═════ EXTRACTED MATERIAL

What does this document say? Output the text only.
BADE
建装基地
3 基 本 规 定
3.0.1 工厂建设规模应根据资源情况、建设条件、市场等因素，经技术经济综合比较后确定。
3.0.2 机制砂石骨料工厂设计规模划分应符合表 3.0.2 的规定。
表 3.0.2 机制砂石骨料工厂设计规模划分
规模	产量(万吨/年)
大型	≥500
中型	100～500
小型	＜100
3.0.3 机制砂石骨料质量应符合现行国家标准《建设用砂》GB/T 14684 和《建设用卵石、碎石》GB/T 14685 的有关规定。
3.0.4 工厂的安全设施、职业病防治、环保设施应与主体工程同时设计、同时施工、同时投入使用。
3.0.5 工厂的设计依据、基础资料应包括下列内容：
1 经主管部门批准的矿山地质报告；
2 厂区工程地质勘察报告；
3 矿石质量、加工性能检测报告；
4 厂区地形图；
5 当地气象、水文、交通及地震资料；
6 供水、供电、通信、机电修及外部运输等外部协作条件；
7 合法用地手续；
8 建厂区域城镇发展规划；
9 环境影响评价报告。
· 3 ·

══════════

TASK REQUIREMENTS: Transcribe the material exactly as it reads.

ANSWER FOR THE TASK:
What does this document say? Output the text only.
BADE
建装基地
3 基 本 规 定
3.0.1 工厂建设规模应根据资源情况、建设条件、市场等因素，经技术经济综合比较后确定。
3.0.2 机制砂石骨料工厂设计规模划分应符合表 3.0.2 的规定。
表 3.0.2 机制砂石骨料工厂设计规模划分
规模	产量(万吨/年)
大型	≥500
中型	100～500
小型	＜100
3.0.3 机制砂石骨料质量应符合现行国家标准《建设用砂》GB/T 14684 和《建设用卵石、碎石》GB/T 14685 的有关规定。
3.0.4 工厂的安全设施、职业病防治、环保设施应与主体工程同时设计、同时施工、同时投入使用。
3.0.5 工厂的设计依据、基础资料应包括下列内容：
1 经主管部门批准的矿山地质报告；
2 厂区工程地质勘察报告；
3 矿石质量、加工性能检测报告；
4 厂区地形图；
5 当地气象、水文、交通及地震资料；
6 供水、供电、通信、机电修及外部运输等外部协作条件；
7 合法用地手续；
8 建厂区域城镇发展规划；
9 环境影响评价报告。
· 3 ·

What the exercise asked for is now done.